Stored data entries
»»

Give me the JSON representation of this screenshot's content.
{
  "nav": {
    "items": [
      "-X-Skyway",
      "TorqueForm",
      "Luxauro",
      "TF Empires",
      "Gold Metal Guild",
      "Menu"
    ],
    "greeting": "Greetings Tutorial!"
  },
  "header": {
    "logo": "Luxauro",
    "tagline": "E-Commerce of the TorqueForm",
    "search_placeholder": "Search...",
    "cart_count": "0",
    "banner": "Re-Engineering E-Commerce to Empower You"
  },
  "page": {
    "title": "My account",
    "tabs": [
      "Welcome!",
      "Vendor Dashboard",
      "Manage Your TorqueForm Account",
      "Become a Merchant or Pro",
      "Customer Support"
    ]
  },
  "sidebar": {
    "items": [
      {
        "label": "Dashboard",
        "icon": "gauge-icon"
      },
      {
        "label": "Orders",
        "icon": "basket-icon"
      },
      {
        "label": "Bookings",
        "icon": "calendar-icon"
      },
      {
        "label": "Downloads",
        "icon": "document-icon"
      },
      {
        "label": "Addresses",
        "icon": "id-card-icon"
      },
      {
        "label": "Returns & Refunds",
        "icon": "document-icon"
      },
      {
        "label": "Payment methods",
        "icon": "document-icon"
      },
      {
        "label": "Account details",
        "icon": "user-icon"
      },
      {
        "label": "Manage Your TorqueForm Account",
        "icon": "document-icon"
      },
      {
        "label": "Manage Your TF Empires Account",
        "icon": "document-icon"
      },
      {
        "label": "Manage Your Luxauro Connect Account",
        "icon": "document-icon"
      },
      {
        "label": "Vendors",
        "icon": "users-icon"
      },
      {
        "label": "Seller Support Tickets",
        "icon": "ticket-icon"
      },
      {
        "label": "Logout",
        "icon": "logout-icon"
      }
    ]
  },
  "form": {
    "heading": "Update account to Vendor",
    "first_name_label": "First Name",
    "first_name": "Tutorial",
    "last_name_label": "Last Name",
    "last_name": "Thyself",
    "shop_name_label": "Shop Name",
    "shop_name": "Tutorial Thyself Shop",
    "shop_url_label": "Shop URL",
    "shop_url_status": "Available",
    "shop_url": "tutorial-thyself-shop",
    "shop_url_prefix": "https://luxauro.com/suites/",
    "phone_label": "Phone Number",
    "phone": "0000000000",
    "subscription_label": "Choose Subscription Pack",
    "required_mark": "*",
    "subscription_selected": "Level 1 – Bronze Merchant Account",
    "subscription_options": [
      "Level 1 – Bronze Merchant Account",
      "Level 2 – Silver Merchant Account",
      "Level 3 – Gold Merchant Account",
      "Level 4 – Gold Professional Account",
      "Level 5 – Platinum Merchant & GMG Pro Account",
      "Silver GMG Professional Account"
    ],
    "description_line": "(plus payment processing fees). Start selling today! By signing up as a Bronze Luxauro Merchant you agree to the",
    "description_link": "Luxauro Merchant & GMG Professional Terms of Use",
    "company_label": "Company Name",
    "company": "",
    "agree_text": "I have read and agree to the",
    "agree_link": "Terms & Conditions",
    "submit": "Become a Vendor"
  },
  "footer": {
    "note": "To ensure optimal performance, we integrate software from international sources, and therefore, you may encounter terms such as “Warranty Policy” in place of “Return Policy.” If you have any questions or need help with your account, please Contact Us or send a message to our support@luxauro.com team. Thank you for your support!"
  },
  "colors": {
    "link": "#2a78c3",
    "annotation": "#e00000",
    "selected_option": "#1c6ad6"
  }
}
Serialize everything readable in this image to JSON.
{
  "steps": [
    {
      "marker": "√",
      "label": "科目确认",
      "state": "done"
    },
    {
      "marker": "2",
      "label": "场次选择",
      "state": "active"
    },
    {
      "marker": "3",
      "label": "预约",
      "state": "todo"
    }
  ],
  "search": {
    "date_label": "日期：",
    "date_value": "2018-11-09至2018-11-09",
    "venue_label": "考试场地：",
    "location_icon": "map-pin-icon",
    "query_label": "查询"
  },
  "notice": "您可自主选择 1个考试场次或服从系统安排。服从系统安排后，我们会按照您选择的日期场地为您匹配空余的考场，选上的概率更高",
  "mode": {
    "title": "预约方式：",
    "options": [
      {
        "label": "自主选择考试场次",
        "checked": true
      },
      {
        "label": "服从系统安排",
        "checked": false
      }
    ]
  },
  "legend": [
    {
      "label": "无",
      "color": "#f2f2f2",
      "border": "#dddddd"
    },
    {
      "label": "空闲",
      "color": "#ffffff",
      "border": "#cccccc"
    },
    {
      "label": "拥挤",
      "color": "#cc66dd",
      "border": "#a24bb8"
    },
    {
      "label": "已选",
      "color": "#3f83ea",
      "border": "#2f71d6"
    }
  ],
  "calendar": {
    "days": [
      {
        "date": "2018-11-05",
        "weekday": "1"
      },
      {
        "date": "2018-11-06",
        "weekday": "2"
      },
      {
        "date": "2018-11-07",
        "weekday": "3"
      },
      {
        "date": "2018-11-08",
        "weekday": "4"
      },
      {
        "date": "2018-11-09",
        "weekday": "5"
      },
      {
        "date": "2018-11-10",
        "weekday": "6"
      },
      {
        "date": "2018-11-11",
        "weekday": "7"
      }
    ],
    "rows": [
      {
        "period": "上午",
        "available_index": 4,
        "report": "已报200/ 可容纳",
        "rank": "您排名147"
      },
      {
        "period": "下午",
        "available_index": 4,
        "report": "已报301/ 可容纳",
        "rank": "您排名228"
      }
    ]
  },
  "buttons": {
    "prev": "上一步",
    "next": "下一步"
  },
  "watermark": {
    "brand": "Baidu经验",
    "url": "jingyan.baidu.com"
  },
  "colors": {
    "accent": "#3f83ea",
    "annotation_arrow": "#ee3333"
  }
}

««

> _Exercise requirements_
Every line above should be printed again exactly as it stands.

> _Written answer_
Give me the JSON representation of this screenshot's content.
{
  "nav": {
    "items": [
      "-X-Skyway",
      "TorqueForm",
      "Luxauro",
      "TF Empires",
      "Gold Metal Guild",
      "Menu"
    ],
    "greeting": "Greetings Tutorial!"
  },
  "header": {
    "logo": "Luxauro",
    "tagline": "E-Commerce of the TorqueForm",
    "search_placeholder": "Search...",
    "cart_count": "0",
    "banner": "Re-Engineering E-Commerce to Empower You"
  },
  "page": {
    "title": "My account",
    "tabs": [
      "Welcome!",
      "Vendor Dashboard",
      "Manage Your TorqueForm Account",
      "Become a Merchant or Pro",
      "Customer Support"
    ]
  },
  "sidebar": {
    "items": [
      {
        "label": "Dashboard",
        "icon": "gauge-icon"
      },
      {
        "label": "Orders",
        "icon": "basket-icon"
      },
      {
        "label": "Bookings",
        "icon": "calendar-icon"
      },
      {
        "label": "Downloads",
        "icon": "document-icon"
      },
      {
        "label": "Addresses",
        "icon": "id-card-icon"
      },
      {
        "label": "Returns & Refunds",
        "icon": "document-icon"
      },
      {
        "label": "Payment methods",
        "icon": "document-icon"
      },
      {
        "label": "Account details",
        "icon": "user-icon"
      },
      {
        "label": "Manage Your TorqueForm Account",
        "icon": "document-icon"
      },
      {
        "label": "Manage Your TF Empires Account",
        "icon": "document-icon"
      },
      {
        "label": "Manage Your Luxauro Connect Account",
        "icon": "document-icon"
      },
      {
        "label": "Vendors",
        "icon": "users-icon"
      },
      {
        "label": "Seller Support Tickets",
        "icon": "ticket-icon"
      },
      {
        "label": "Logout",
        "icon": "logout-icon"
      }
    ]
  },
  "form": {
    "heading": "Update account to Vendor",
    "first_name_label": "First Name",
    "first_name": "Tutorial",
    "last_name_label": "Last Name",
    "last_name": "Thyself",
    "shop_name_label": "Shop Name",
    "shop_name": "Tutorial Thyself Shop",
    "shop_url_label": "Shop URL",
    "shop_url_status": "Available",
    "shop_url": "tutorial-thyself-shop",
    "shop_url_prefix": "https://luxauro.com/suites/",
    "phone_label": "Phone Number",
    "phone": "0000000000",
    "subscription_label": "Choose Subscription Pack",
    "required_mark": "*",
    "subscription_selected": "Level 1 – Bronze Merchant Account",
    "subscription_options": [
      "Level 1 – Bronze Merchant Account",
      "Level 2 – Silver Merchant Account",
      "Level 3 – Gold Merchant Account",
      "Level 4 – Gold Professional Account",
      "Level 5 – Platinum Merchant & GMG Pro Account",
      "Silver GMG Professional Account"
    ],
    "description_line": "(plus payment processing fees). Start selling today! By signing up as a Bronze Luxauro Merchant you agree to the",
    "description_link": "Luxauro Merchant & GMG Professional Terms of Use",
    "company_label": "Company Name",
    "company": "",
    "agree_text": "I have read and agree to the",
    "agree_link": "Terms & Conditions",
    "submit": "Become a Vendor"
  },
  "footer": {
    "note": "To ensure optimal performance, we integrate software from international sources, and therefore, you may encounter terms such as “Warranty Policy” in place of “Return Policy.” If you have any questions or need help with your account, please Contact Us or send a message to our support@luxauro.com team. Thank you for your support!"
  },
  "colors": {
    "link": "#2a78c3",
    "annotation": "#e00000",
    "selected_option": "#1c6ad6"
  }
}
Serialize everything readable in this image to JSON.
{
  "steps": [
    {
      "marker": "√",
      "label": "科目确认",
      "state": "done"
    },
    {
      "marker": "2",
      "label": "场次选择",
      "state": "active"
    },
    {
      "marker": "3",
      "label": "预约",
      "state": "todo"
    }
  ],
  "search": {
    "date_label": "日期：",
    "date_value": "2018-11-09至2018-11-09",
    "venue_label": "考试场地：",
    "location_icon": "map-pin-icon",
    "query_label": "查询"
  },
  "notice": "您可自主选择 1个考试场次或服从系统安排。服从系统安排后，我们会按照您选择的日期场地为您匹配空余的考场，选上的概率更高",
  "mode": {
    "title": "预约方式：",
    "options": [
      {
        "label": "自主选择考试场次",
        "checked": true
      },
      {
        "label": "服从系统安排",
        "checked": false
      }
    ]
  },
  "legend": [
    {
      "label": "无",
      "color": "#f2f2f2",
      "border": "#dddddd"
    },
    {
      "label": "空闲",
      "color": "#ffffff",
      "border": "#cccccc"
    },
    {
      "label": "拥挤",
      "color": "#cc66dd",
      "border": "#a24bb8"
    },
    {
      "label": "已选",
      "color": "#3f83ea",
      "border": "#2f71d6"
    }
  ],
  "calendar": {
    "days": [
      {
        "date": "2018-11-05",
        "weekday": "1"
      },
      {
        "date": "2018-11-06",
        "weekday": "2"
      },
      {
        "date": "2018-11-07",
        "weekday": "3"
      },
      {
        "date": "2018-11-08",
        "weekday": "4"
      },
      {
        "date": "2018-11-09",
        "weekday": "5"
      },
      {
        "date": "2018-11-10",
        "weekday": "6"
      },
      {
        "date": "2018-11-11",
        "weekday": "7"
      }
    ],
    "rows": [
      {
        "period": "上午",
        "available_index": 4,
        "report": "已报200/ 可容纳",
        "rank": "您排名147"
      },
      {
        "period": "下午",
        "available_index": 4,
        "report": "已报301/ 可容纳",
        "rank": "您排名228"
      }
    ]
  },
  "buttons": {
    "prev": "上一步",
    "next": "下一步"
  },
  "watermark": {
    "brand": "Baidu经验",
    "url": "jingyan.baidu.com"
  },
  "colors": {
    "accent": "#3f83ea",
    "annotation_arrow": "#ee3333"
  }
}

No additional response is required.